__GOAL__: Could you extract every entry below and reproduce it exactly?

[Dataset listings of figures]
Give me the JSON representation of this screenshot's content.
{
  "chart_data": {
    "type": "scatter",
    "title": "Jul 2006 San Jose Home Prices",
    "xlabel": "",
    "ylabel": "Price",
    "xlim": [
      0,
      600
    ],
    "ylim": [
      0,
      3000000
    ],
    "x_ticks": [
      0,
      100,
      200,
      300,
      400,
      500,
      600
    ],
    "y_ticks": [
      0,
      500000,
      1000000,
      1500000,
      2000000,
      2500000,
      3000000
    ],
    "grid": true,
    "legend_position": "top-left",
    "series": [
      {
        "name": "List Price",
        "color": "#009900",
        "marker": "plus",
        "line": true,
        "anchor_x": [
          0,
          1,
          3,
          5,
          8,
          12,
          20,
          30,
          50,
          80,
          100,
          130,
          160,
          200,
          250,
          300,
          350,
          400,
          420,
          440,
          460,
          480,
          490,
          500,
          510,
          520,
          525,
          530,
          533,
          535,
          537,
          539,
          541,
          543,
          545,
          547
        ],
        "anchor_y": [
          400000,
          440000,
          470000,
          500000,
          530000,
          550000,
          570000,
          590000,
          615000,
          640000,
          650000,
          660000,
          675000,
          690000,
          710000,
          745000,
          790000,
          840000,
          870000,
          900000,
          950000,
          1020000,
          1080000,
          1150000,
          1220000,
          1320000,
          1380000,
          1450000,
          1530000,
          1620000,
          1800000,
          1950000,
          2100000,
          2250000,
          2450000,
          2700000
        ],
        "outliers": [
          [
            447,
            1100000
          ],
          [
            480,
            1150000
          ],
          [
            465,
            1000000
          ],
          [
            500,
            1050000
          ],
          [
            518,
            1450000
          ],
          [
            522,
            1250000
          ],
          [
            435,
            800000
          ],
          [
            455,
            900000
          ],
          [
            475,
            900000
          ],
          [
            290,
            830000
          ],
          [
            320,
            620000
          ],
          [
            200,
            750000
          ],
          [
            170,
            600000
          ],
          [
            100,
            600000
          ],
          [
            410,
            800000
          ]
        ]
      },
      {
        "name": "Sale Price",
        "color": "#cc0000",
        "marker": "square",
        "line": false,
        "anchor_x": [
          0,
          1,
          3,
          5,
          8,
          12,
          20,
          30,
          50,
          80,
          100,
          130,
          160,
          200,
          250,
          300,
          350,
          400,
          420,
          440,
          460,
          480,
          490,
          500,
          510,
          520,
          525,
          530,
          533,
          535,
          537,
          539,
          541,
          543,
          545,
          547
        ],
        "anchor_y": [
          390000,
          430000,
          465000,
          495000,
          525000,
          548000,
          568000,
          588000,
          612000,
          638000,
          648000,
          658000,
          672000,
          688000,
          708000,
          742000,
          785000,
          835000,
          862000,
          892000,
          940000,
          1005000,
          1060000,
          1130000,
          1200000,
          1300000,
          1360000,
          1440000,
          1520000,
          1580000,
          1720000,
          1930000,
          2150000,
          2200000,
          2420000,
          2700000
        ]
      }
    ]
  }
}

__SOLUTION BELOW__:
Give me the JSON representation of this screenshot's content.
{
  "chart_data": {
    "type": "scatter",
    "title": "Jul 2006 San Jose Home Prices",
    "xlabel": "",
    "ylabel": "Price",
    "xlim": [
      0,
      600
    ],
    "ylim": [
      0,
      3000000
    ],
    "x_ticks": [
      0,
      100,
      200,
      300,
      400,
      500,
      600
    ],
    "y_ticks": [
      0,
      500000,
      1000000,
      1500000,
      2000000,
      2500000,
      3000000
    ],
    "grid": true,
    "legend_position": "top-left",
    "series": [
      {
        "name": "List Price",
        "color": "#009900",
        "marker": "plus",
        "line": true,
        "anchor_x": [
          0,
          1,
          3,
          5,
          8,
          12,
          20,
          30,
          50,
          80,
          100,
          130,
          160,
          200,
          250,
          300,
          350,
          400,
          420,
          440,
          460,
          480,
          490,
          500,
          510,
          520,
          525,
          530,
          533,
          535,
          537,
          539,
          541,
          543,
          545,
          547
        ],
        "anchor_y": [
          400000,
          440000,
          470000,
          500000,
          530000,
          550000,
          570000,
          590000,
          615000,
          640000,
          650000,
          660000,
          675000,
          690000,
          710000,
          745000,
          790000,
          840000,
          870000,
          900000,
          950000,
          1020000,
          1080000,
          1150000,
          1220000,
          1320000,
          1380000,
          1450000,
          1530000,
          1620000,
          1800000,
          1950000,
          2100000,
          2250000,
          2450000,
          2700000
        ],
        "outliers": [
          [
            447,
            1100000
          ],
          [
            480,
            1150000
          ],
          [
            465,
            1000000
          ],
          [
            500,
            1050000
          ],
          [
            518,
            1450000
          ],
          [
            522,
            1250000
          ],
          [
            435,
            800000
          ],
          [
            455,
            900000
          ],
          [
            475,
            900000
          ],
          [
            290,
            830000
          ],
          [
            320,
            620000
          ],
          [
            200,
            750000
          ],
          [
            170,
            600000
          ],
          [
            100,
            600000
          ],
          [
            410,
            800000
          ]
        ]
      },
      {
        "name": "Sale Price",
        "color": "#cc0000",
        "marker": "square",
        "line": false,
        "anchor_x": [
          0,
          1,
          3,
          5,
          8,
          12,
          20,
          30,
          50,
          80,
          100,
          130,
          160,
          200,
          250,
          300,
          350,
          400,
          420,
          440,
          460,
          480,
          490,
          500,
          510,
          520,
          525,
          530,
          533,
          535,
          537,
          539,
          541,
          543,
          545,
          547
        ],
        "anchor_y": [
          390000,
          430000,
          465000,
          495000,
          525000,
          548000,
          568000,
          588000,
          612000,
          638000,
          648000,
          658000,
          672000,
          688000,
          708000,
          742000,
          785000,
          835000,
          862000,
          892000,
          940000,
          1005000,
          1060000,
          1130000,
          1200000,
          1300000,
          1360000,
          1440000,
          1520000,
          1580000,
          1720000,
          1930000,
          2150000,
          2200000,
          2420000,
          2700000
        ]
      }
    ]
  }
}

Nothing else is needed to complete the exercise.